EXERCISE:
Omit images. Retype all entries verbatim.

----

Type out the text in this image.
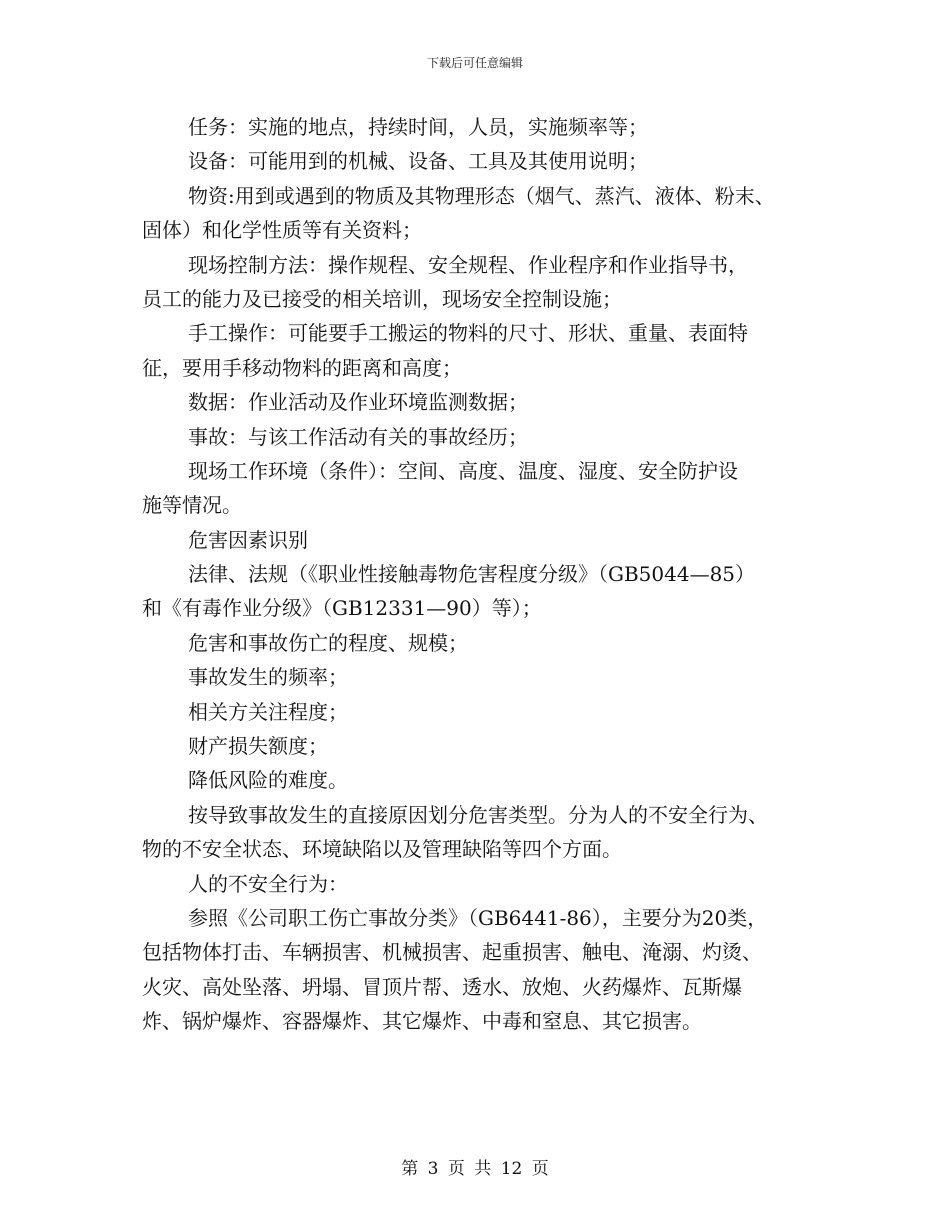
下载后可任意编辑
任务：实施的地点，持续时间，人员，实施频率等；
设备：可能用到的机械、设备、工具及其使用说明；
物资:用到或遇到的物质及其物理形态（烟气、蒸汽、液体、粉末、
固体）和化学性质等有关资料；
现场控制方法：操作规程、安全规程、作业程序和作业指导书，
员工的能力及已接受的相关培训，现场安全控制设施；
手工操作：可能要手工搬运的物料的尺寸、形状、重量、表面特
征，要用手移动物料的距离和高度；
数据：作业活动及作业环境监测数据；
事故：与该工作活动有关的事故经历；
现场工作环境（条件）：空间、高度、温度、湿度、安全防护设
施等情况。
危害因素识别
法律、法规（《职业性接触毒物危害程度分级》（GB5044—85）
和《有毒作业分级》（GB12331—90）等）；
危害和事故伤亡的程度、规模；
事故发生的频率；
相关方关注程度；
财产损失额度；
降低风险的难度。
按导致事故发生的直接原因划分危害类型。分为人的不安全行为、
物的不安全状态、环境缺陷以及管理缺陷等四个方面。
人的不安全行为：
参照《公司职工伤亡事故分类》（GB6441-86），主要分为20类，
包括物体打击、车辆损害、机械损害、起重损害、触电、淹溺、灼烫、
火灾、高处坠落、坍塌、冒顶片帮、透水、放炮、火药爆炸、瓦斯爆
炸、锅炉爆炸、容器爆炸、其它爆炸、中毒和窒息、其它损害。
第 3 页 共 12 页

----

SOLUTION FOR THIS EXERCISE:
Type out the text in this image.
下载后可任意编辑
任务：实施的地点，持续时间，人员，实施频率等；
设备：可能用到的机械、设备、工具及其使用说明；
物资:用到或遇到的物质及其物理形态（烟气、蒸汽、液体、粉末、
固体）和化学性质等有关资料；
现场控制方法：操作规程、安全规程、作业程序和作业指导书，
员工的能力及已接受的相关培训，现场安全控制设施；
手工操作：可能要手工搬运的物料的尺寸、形状、重量、表面特
征，要用手移动物料的距离和高度；
数据：作业活动及作业环境监测数据；
事故：与该工作活动有关的事故经历；
现场工作环境（条件）：空间、高度、温度、湿度、安全防护设
施等情况。
危害因素识别
法律、法规（《职业性接触毒物危害程度分级》（GB5044—85）
和《有毒作业分级》（GB12331—90）等）；
危害和事故伤亡的程度、规模；
事故发生的频率；
相关方关注程度；
财产损失额度；
降低风险的难度。
按导致事故发生的直接原因划分危害类型。分为人的不安全行为、
物的不安全状态、环境缺陷以及管理缺陷等四个方面。
人的不安全行为：
参照《公司职工伤亡事故分类》（GB6441-86），主要分为20类，
包括物体打击、车辆损害、机械损害、起重损害、触电、淹溺、灼烫、
火灾、高处坠落、坍塌、冒顶片帮、透水、放炮、火药爆炸、瓦斯爆
炸、锅炉爆炸、容器爆炸、其它爆炸、中毒和窒息、其它损害。
第 3 页 共 12 页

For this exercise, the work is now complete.